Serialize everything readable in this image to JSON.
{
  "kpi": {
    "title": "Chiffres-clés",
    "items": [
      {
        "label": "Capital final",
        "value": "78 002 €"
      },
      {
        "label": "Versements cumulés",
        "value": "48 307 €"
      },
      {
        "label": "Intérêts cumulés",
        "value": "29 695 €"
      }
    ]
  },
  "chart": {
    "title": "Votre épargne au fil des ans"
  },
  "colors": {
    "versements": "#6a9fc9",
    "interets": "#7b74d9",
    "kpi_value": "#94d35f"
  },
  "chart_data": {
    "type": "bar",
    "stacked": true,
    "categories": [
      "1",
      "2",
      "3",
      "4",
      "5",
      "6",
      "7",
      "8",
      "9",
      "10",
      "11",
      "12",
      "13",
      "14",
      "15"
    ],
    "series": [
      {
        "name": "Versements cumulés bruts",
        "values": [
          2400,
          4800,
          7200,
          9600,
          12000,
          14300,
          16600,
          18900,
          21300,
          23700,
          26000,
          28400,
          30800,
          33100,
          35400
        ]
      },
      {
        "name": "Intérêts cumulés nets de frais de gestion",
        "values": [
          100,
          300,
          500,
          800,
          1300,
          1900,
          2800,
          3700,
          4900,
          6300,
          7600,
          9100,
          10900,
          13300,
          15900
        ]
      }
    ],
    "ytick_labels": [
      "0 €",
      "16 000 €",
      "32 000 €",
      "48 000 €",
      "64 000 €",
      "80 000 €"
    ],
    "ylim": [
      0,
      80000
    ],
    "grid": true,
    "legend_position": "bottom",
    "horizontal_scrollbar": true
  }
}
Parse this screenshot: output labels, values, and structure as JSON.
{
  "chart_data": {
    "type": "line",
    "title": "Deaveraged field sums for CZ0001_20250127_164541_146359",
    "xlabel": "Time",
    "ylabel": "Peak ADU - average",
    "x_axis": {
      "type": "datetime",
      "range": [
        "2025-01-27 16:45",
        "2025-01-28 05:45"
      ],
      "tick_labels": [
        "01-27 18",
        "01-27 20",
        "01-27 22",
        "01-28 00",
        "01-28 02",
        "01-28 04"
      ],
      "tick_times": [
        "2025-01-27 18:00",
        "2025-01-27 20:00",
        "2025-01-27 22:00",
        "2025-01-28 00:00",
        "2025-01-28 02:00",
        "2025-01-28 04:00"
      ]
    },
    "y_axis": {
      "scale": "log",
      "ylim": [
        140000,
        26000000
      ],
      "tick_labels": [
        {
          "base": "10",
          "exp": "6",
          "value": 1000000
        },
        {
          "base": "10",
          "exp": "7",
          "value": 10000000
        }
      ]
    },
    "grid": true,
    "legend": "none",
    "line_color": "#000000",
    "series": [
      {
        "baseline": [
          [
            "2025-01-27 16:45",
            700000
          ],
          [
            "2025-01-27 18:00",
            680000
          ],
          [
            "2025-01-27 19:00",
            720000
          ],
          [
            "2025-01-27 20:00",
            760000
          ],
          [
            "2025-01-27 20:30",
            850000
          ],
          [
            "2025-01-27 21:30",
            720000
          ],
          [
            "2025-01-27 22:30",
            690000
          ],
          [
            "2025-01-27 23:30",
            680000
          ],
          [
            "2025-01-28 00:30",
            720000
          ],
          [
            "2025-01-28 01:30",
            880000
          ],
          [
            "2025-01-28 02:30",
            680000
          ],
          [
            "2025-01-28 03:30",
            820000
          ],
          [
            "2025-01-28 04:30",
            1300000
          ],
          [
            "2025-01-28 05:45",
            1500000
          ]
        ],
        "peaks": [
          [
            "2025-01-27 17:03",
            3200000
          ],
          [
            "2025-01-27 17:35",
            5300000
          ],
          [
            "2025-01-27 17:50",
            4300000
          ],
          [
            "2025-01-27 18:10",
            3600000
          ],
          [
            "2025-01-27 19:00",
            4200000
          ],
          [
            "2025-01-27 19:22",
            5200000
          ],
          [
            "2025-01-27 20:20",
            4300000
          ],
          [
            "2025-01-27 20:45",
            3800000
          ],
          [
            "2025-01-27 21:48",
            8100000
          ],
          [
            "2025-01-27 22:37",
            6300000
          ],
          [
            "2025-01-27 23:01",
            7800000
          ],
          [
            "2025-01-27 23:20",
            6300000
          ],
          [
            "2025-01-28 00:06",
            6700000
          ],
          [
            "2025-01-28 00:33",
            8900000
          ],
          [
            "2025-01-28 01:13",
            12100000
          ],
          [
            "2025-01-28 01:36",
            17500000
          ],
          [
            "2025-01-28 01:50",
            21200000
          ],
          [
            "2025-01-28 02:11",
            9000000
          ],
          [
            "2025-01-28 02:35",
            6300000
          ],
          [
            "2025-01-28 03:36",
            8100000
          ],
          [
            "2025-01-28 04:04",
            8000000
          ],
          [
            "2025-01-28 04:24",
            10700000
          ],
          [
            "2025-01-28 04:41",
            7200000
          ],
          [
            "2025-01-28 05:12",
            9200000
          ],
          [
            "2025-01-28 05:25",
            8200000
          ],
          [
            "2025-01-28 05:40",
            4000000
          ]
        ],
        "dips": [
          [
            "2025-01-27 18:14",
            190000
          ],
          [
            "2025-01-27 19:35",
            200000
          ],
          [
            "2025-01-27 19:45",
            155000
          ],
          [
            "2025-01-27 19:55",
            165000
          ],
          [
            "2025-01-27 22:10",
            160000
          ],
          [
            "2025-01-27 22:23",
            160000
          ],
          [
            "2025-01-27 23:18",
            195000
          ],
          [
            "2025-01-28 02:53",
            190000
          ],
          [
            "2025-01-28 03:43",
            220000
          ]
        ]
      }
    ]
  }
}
========================================================================
> [WHAT YOU ARE ASKED TO DO]
Write out the whole listing again. Match it word for word.

> [OUTPUT FOR THIS TASK]
Serialize everything readable in this image to JSON.
{
  "kpi": {
    "title": "Chiffres-clés",
    "items": [
      {
        "label": "Capital final",
        "value": "78 002 €"
      },
      {
        "label": "Versements cumulés",
        "value": "48 307 €"
      },
      {
        "label": "Intérêts cumulés",
        "value": "29 695 €"
      }
    ]
  },
  "chart": {
    "title": "Votre épargne au fil des ans"
  },
  "colors": {
    "versements": "#6a9fc9",
    "interets": "#7b74d9",
    "kpi_value": "#94d35f"
  },
  "chart_data": {
    "type": "bar",
    "stacked": true,
    "categories": [
      "1",
      "2",
      "3",
      "4",
      "5",
      "6",
      "7",
      "8",
      "9",
      "10",
      "11",
      "12",
      "13",
      "14",
      "15"
    ],
    "series": [
      {
        "name": "Versements cumulés bruts",
        "values": [
          2400,
          4800,
          7200,
          9600,
          12000,
          14300,
          16600,
          18900,
          21300,
          23700,
          26000,
          28400,
          30800,
          33100,
          35400
        ]
      },
      {
        "name": "Intérêts cumulés nets de frais de gestion",
        "values": [
          100,
          300,
          500,
          800,
          1300,
          1900,
          2800,
          3700,
          4900,
          6300,
          7600,
          9100,
          10900,
          13300,
          15900
        ]
      }
    ],
    "ytick_labels": [
      "0 €",
      "16 000 €",
      "32 000 €",
      "48 000 €",
      "64 000 €",
      "80 000 €"
    ],
    "ylim": [
      0,
      80000
    ],
    "grid": true,
    "legend_position": "bottom",
    "horizontal_scrollbar": true
  }
}
Parse this screenshot: output labels, values, and structure as JSON.
{
  "chart_data": {
    "type": "line",
    "title": "Deaveraged field sums for CZ0001_20250127_164541_146359",
    "xlabel": "Time",
    "ylabel": "Peak ADU - average",
    "x_axis": {
      "type": "datetime",
      "range": [
        "2025-01-27 16:45",
        "2025-01-28 05:45"
      ],
      "tick_labels": [
        "01-27 18",
        "01-27 20",
        "01-27 22",
        "01-28 00",
        "01-28 02",
        "01-28 04"
      ],
      "tick_times": [
        "2025-01-27 18:00",
        "2025-01-27 20:00",
        "2025-01-27 22:00",
        "2025-01-28 00:00",
        "2025-01-28 02:00",
        "2025-01-28 04:00"
      ]
    },
    "y_axis": {
      "scale": "log",
      "ylim": [
        140000,
        26000000
      ],
      "tick_labels": [
        {
          "base": "10",
          "exp": "6",
          "value": 1000000
        },
        {
          "base": "10",
          "exp": "7",
          "value": 10000000
        }
      ]
    },
    "grid": true,
    "legend": "none",
    "line_color": "#000000",
    "series": [
      {
        "baseline": [
          [
            "2025-01-27 16:45",
            700000
          ],
          [
            "2025-01-27 18:00",
            680000
          ],
          [
            "2025-01-27 19:00",
            720000
          ],
          [
            "2025-01-27 20:00",
            760000
          ],
          [
            "2025-01-27 20:30",
            850000
          ],
          [
            "2025-01-27 21:30",
            720000
          ],
          [
            "2025-01-27 22:30",
            690000
          ],
          [
            "2025-01-27 23:30",
            680000
          ],
          [
            "2025-01-28 00:30",
            720000
          ],
          [
            "2025-01-28 01:30",
            880000
          ],
          [
            "2025-01-28 02:30",
            680000
          ],
          [
            "2025-01-28 03:30",
            820000
          ],
          [
            "2025-01-28 04:30",
            1300000
          ],
          [
            "2025-01-28 05:45",
            1500000
          ]
        ],
        "peaks": [
          [
            "2025-01-27 17:03",
            3200000
          ],
          [
            "2025-01-27 17:35",
            5300000
          ],
          [
            "2025-01-27 17:50",
            4300000
          ],
          [
            "2025-01-27 18:10",
            3600000
          ],
          [
            "2025-01-27 19:00",
            4200000
          ],
          [
            "2025-01-27 19:22",
            5200000
          ],
          [
            "2025-01-27 20:20",
            4300000
          ],
          [
            "2025-01-27 20:45",
            3800000
          ],
          [
            "2025-01-27 21:48",
            8100000
          ],
          [
            "2025-01-27 22:37",
            6300000
          ],
          [
            "2025-01-27 23:01",
            7800000
          ],
          [
            "2025-01-27 23:20",
            6300000
          ],
          [
            "2025-01-28 00:06",
            6700000
          ],
          [
            "2025-01-28 00:33",
            8900000
          ],
          [
            "2025-01-28 01:13",
            12100000
          ],
          [
            "2025-01-28 01:36",
            17500000
          ],
          [
            "2025-01-28 01:50",
            21200000
          ],
          [
            "2025-01-28 02:11",
            9000000
          ],
          [
            "2025-01-28 02:35",
            6300000
          ],
          [
            "2025-01-28 03:36",
            8100000
          ],
          [
            "2025-01-28 04:04",
            8000000
          ],
          [
            "2025-01-28 04:24",
            10700000
          ],
          [
            "2025-01-28 04:41",
            7200000
          ],
          [
            "2025-01-28 05:12",
            9200000
          ],
          [
            "2025-01-28 05:25",
            8200000
          ],
          [
            "2025-01-28 05:40",
            4000000
          ]
        ],
        "dips": [
          [
            "2025-01-27 18:14",
            190000
          ],
          [
            "2025-01-27 19:35",
            200000
          ],
          [
            "2025-01-27 19:45",
            155000
          ],
          [
            "2025-01-27 19:55",
            165000
          ],
          [
            "2025-01-27 22:10",
            160000
          ],
          [
            "2025-01-27 22:23",
            160000
          ],
          [
            "2025-01-27 23:18",
            195000
          ],
          [
            "2025-01-28 02:53",
            190000
          ],
          [
            "2025-01-28 03:43",
            220000
          ]
        ]
      }
    ]
  }
}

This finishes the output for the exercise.